DIRECTIVE >> Report back each line of the records that contains the string "rest".

PROVIDED INFORMATION >>
┄┄┄┄┄┄┄┄┄┄┄┄┄┄┄┄┄┄┄┄
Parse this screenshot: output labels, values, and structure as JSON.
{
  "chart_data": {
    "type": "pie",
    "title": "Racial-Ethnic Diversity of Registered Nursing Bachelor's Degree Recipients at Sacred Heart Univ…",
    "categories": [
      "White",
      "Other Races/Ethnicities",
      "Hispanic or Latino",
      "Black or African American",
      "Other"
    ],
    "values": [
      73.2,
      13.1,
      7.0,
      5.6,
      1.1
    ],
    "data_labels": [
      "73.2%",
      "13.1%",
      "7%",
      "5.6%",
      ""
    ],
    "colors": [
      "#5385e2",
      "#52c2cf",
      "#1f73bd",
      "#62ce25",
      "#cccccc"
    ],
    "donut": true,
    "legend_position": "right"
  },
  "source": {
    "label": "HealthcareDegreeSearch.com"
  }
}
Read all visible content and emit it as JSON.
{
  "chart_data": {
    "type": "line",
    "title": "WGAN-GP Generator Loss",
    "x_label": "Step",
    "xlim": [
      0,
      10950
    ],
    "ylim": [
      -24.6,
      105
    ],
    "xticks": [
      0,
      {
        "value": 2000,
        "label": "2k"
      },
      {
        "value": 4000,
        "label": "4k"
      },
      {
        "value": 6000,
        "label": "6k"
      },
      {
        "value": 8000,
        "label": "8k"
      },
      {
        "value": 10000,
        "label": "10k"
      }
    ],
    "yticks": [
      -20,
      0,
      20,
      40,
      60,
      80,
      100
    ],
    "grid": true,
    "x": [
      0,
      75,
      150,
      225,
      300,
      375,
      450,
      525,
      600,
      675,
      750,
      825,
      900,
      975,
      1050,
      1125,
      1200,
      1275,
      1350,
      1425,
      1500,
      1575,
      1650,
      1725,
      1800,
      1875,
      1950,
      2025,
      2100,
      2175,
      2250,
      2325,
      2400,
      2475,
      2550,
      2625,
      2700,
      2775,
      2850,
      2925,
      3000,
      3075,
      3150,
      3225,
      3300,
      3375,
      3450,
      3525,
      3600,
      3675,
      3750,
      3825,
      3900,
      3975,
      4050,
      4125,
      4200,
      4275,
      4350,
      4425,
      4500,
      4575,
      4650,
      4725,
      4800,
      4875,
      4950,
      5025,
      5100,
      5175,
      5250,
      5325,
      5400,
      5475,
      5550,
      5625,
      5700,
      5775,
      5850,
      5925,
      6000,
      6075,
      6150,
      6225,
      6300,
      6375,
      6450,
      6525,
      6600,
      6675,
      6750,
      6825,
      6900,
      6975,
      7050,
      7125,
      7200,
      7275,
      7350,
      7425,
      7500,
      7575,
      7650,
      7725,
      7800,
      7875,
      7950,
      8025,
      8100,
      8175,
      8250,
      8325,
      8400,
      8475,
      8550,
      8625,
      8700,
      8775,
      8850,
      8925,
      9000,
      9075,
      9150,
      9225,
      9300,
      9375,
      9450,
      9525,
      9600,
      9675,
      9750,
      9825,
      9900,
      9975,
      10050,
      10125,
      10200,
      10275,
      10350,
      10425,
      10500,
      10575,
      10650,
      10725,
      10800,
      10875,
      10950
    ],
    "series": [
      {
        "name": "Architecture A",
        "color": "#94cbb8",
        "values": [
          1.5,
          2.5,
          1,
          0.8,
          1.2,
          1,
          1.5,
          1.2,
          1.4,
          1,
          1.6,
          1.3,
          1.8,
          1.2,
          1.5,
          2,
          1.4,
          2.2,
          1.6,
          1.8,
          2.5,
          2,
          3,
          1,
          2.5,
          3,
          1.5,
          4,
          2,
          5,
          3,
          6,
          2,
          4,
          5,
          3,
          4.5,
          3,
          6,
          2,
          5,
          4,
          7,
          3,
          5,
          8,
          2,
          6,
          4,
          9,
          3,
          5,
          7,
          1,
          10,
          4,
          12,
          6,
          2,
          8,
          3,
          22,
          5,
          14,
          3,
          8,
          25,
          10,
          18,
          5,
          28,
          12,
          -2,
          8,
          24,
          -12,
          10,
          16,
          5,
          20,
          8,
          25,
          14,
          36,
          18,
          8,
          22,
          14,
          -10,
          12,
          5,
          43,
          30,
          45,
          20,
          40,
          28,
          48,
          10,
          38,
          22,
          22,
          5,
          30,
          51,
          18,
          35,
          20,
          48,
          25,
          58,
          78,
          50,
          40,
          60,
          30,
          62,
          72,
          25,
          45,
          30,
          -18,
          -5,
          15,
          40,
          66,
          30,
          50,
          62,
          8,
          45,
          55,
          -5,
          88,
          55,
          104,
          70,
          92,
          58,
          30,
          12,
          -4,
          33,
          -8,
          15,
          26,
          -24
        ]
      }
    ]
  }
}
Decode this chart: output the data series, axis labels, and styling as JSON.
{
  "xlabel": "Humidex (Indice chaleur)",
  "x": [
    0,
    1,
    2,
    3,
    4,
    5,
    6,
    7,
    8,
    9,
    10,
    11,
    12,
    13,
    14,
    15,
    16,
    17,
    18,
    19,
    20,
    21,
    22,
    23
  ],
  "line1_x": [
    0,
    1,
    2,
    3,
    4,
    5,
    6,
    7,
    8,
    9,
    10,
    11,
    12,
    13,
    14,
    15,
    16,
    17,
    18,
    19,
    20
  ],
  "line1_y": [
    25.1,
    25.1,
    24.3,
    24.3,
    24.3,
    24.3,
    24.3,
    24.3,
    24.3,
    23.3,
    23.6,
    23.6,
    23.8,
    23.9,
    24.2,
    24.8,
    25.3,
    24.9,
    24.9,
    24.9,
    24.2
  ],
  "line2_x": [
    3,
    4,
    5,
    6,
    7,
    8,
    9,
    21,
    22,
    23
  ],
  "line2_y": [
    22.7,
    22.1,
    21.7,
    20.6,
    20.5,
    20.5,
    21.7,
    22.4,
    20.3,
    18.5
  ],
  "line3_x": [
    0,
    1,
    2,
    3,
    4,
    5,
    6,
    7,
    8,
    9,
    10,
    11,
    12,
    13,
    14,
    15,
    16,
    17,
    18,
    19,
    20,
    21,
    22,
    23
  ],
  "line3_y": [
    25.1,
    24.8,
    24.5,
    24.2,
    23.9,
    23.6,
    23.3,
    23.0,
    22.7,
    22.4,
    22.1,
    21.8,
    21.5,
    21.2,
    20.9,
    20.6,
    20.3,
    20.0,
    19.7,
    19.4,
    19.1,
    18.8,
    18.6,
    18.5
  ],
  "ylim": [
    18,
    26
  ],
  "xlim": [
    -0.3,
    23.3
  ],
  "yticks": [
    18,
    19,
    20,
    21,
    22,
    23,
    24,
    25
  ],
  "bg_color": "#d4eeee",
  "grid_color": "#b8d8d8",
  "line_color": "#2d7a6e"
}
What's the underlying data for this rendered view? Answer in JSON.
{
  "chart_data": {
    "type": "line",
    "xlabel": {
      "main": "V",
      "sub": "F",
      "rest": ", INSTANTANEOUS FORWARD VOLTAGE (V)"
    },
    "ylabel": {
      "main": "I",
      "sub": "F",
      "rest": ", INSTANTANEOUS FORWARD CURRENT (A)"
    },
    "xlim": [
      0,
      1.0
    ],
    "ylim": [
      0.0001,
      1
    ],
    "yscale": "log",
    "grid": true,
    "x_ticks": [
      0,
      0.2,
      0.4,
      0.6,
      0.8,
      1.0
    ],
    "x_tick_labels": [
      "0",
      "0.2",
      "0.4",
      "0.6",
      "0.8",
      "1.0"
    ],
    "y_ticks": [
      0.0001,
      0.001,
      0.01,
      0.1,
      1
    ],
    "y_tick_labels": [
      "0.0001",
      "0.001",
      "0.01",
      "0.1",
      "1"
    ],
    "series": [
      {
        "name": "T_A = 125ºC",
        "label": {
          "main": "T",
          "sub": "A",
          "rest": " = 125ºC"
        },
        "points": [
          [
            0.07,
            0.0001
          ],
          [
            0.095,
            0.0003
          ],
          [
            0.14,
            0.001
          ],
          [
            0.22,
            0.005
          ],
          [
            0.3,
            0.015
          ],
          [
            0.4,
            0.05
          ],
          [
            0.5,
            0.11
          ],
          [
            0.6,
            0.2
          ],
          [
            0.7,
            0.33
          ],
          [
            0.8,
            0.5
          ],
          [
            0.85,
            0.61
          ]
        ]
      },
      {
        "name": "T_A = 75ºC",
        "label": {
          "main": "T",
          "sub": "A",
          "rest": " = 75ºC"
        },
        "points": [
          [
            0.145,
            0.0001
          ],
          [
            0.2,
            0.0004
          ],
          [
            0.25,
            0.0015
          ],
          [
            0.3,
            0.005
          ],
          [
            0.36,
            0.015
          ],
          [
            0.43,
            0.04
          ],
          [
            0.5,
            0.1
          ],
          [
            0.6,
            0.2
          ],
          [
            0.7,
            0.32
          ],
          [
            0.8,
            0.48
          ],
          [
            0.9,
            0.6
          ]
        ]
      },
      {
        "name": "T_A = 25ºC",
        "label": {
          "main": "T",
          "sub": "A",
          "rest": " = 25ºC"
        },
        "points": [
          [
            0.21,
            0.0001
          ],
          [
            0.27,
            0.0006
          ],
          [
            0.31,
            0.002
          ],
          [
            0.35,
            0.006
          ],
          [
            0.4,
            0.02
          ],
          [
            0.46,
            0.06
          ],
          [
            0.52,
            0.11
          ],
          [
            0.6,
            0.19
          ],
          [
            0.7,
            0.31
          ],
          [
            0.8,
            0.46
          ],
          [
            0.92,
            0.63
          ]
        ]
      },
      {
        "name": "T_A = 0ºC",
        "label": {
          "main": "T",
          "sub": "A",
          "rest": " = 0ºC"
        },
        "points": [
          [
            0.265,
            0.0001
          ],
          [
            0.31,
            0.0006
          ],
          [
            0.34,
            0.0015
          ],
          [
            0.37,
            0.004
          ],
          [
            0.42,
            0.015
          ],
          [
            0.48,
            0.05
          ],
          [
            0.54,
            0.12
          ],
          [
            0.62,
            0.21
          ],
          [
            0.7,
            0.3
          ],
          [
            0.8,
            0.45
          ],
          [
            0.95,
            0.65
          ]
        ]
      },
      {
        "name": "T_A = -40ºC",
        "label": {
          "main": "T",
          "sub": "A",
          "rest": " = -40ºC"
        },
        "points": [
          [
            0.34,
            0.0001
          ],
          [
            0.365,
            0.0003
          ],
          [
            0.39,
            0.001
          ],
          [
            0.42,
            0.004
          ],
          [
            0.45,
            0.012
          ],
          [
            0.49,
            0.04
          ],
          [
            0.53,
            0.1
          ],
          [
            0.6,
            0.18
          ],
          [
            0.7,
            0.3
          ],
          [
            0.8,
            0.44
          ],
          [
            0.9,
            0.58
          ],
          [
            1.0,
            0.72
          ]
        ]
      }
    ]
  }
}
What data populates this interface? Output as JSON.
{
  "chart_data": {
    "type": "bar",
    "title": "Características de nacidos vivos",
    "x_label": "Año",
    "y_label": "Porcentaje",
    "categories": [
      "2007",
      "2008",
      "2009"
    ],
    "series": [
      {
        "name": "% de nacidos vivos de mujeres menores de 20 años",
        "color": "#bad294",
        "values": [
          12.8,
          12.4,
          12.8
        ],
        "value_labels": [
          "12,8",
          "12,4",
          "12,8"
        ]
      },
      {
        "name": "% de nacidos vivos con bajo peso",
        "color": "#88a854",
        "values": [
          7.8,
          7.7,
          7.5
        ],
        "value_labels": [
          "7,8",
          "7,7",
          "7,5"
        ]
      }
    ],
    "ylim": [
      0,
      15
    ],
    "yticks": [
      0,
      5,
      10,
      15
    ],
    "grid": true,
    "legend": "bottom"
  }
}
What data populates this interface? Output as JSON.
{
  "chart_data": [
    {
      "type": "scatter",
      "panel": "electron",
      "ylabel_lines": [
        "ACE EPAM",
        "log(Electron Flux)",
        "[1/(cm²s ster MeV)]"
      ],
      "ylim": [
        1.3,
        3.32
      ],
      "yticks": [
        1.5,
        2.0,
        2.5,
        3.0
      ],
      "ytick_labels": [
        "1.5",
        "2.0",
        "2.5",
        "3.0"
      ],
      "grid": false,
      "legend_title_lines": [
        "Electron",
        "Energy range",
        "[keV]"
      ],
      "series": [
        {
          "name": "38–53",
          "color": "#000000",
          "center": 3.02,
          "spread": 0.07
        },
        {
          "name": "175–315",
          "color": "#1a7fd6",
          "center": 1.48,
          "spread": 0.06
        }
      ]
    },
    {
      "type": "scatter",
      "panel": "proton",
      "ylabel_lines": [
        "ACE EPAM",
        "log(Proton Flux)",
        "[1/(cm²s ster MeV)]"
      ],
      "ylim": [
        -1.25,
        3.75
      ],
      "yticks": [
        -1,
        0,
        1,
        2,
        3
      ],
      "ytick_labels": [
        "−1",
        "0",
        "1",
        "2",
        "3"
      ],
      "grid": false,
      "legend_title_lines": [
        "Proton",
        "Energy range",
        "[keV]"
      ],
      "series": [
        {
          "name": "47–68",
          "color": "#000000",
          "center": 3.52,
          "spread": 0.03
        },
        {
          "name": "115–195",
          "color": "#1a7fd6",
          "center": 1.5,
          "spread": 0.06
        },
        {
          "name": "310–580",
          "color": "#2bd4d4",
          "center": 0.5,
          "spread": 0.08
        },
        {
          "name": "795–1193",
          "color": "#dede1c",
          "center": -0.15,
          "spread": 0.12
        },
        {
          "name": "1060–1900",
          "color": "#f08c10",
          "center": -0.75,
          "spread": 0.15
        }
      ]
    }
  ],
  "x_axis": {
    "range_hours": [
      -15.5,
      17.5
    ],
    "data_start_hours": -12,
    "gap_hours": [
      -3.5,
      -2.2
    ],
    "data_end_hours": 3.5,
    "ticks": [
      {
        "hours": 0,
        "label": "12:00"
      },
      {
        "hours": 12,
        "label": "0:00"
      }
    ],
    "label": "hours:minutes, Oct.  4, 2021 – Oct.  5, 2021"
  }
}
┄┄┄┄┄┄┄┄┄┄┄┄┄┄┄┄┄┄┄┄
COMPLETE ANSWER >>
      "rest": ", INSTANTANEOUS FORWARD VOLTAGE (V)"
      "rest": ", INSTANTANEOUS FORWARD CURRENT (A)"
          "rest": " = 125ºC"
          "rest": " = 75ºC"
          "rest": " = 25ºC"
          "rest": " = 0ºC"
          "rest": " = -40ºC"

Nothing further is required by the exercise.